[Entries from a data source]

==========

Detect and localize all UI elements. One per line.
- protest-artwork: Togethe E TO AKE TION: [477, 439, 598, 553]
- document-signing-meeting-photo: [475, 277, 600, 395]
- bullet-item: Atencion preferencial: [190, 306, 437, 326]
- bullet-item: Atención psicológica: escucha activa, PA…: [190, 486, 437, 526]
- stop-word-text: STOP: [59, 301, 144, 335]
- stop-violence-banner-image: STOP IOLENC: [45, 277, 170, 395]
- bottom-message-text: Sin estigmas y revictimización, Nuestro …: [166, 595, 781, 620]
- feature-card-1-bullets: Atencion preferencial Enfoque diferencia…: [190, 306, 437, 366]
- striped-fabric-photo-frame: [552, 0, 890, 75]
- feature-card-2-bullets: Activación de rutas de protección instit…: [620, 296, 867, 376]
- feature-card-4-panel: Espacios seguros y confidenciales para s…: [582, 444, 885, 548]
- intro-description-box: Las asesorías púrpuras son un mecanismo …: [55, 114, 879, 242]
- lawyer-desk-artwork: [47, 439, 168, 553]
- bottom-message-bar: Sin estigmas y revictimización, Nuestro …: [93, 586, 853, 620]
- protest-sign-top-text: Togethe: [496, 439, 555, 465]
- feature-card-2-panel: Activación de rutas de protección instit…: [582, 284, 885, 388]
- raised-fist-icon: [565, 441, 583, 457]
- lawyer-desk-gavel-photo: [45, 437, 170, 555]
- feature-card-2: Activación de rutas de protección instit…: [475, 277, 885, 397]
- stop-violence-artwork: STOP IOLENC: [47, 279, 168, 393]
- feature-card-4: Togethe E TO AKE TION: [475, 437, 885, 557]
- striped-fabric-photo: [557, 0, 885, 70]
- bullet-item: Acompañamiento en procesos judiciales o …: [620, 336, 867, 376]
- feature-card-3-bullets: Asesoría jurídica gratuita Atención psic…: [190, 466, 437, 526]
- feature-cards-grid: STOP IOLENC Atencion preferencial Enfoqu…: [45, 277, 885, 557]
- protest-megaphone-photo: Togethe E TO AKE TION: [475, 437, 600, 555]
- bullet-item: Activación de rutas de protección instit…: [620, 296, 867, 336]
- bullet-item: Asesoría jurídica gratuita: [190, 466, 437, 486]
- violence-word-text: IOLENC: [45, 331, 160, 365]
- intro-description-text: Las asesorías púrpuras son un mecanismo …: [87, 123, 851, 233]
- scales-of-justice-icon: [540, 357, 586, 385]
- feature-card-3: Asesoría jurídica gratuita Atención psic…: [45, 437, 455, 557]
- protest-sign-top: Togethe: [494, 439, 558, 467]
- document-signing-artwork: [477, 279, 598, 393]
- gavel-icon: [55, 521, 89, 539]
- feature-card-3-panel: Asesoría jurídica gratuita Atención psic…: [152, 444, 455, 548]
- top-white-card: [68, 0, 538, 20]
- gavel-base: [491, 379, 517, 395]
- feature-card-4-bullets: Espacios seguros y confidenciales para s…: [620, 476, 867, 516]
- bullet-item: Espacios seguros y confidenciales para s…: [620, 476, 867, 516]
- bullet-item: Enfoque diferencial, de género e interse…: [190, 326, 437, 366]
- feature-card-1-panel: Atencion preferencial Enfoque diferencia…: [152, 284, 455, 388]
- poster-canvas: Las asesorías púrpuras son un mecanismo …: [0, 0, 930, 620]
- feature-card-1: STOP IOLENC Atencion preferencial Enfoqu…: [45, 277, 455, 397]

==========

- _Task statement_
Convert the lines above into a numbered list, omitting any blank lines.

- _Output for this task_
1. Detect and localize all UI elements. One per line.
2. - protest-artwork: Togethe E TO AKE TION: [477, 439, 598, 553]
3. - document-signing-meeting-photo: [475, 277, 600, 395]
4. - bullet-item: Atencion preferencial: [190, 306, 437, 326]
5. - bullet-item: Atención psicológica: escucha activa, PA…: [190, 486, 437, 526]
6. - stop-word-text: STOP: [59, 301, 144, 335]
7. - stop-violence-banner-image: STOP IOLENC: [45, 277, 170, 395]
8. - bottom-message-text: Sin estigmas y revictimización, Nuestro …: [166, 595, 781, 620]
9. - feature-card-1-bullets: Atencion preferencial Enfoque diferencia…: [190, 306, 437, 366]
10. - striped-fabric-photo-frame: [552, 0, 890, 75]
11. - feature-card-2-bullets: Activación de rutas de protección instit…: [620, 296, 867, 376]
12. - feature-card-4-panel: Espacios seguros y confidenciales para s…: [582, 444, 885, 548]
13. - intro-description-box: Las asesorías púrpuras son un mecanismo …: [55, 114, 879, 242]
14. - lawyer-desk-artwork: [47, 439, 168, 553]
15. - bottom-message-bar: Sin estigmas y revictimización, Nuestro …: [93, 586, 853, 620]
16. - protest-sign-top-text: Togethe: [496, 439, 555, 465]
17. - feature-card-2-panel: Activación de rutas de protección instit…: [582, 284, 885, 388]
18. - raised-fist-icon: [565, 441, 583, 457]
19. - lawyer-desk-gavel-photo: [45, 437, 170, 555]
20. - feature-card-2: Activación de rutas de protección instit…: [475, 277, 885, 397]
21. - stop-violence-artwork: STOP IOLENC: [47, 279, 168, 393]
22. - feature-card-4: Togethe E TO AKE TION: [475, 437, 885, 557]
23. - striped-fabric-photo: [557, 0, 885, 70]
24. - bullet-item: Acompañamiento en procesos judiciales o …: [620, 336, 867, 376]
25. - feature-card-3-bullets: Asesoría jurídica gratuita Atención psic…: [190, 466, 437, 526]
26. - feature-cards-grid: STOP IOLENC Atencion preferencial Enfoqu…: [45, 277, 885, 557]
27. - protest-megaphone-photo: Togethe E TO AKE TION: [475, 437, 600, 555]
28. - bullet-item: Activación de rutas de protección instit…: [620, 296, 867, 336]
29. - bullet-item: Asesoría jurídica gratuita: [190, 466, 437, 486]
30. - violence-word-text: IOLENC: [45, 331, 160, 365]
31. - intro-description-text: Las asesorías púrpuras son un mecanismo …: [87, 123, 851, 233]
32. - scales-of-justice-icon: [540, 357, 586, 385]
33. - feature-card-3: Asesoría jurídica gratuita Atención psic…: [45, 437, 455, 557]
34. - protest-sign-top: Togethe: [494, 439, 558, 467]
35. - document-signing-artwork: [477, 279, 598, 393]
36. - gavel-icon: [55, 521, 89, 539]
37. - feature-card-3-panel: Asesoría jurídica gratuita Atención psic…: [152, 444, 455, 548]
38. - top-white-card: [68, 0, 538, 20]
39. - gavel-base: [491, 379, 517, 395]
40. - feature-card-4-bullets: Espacios seguros y confidenciales para s…: [620, 476, 867, 516]
41. - bullet-item: Espacios seguros y confidenciales para s…: [620, 476, 867, 516]
42. - bullet-item: Enfoque diferencial, de género e interse…: [190, 326, 437, 366]
43. - feature-card-1-panel: Atencion preferencial Enfoque diferencia…: [152, 284, 455, 388]
44. - poster-canvas: Las asesorías púrpuras son un mecanismo …: [0, 0, 930, 620]
45. - feature-card-1: STOP IOLENC Atencion preferencial Enfoqu…: [45, 277, 455, 397]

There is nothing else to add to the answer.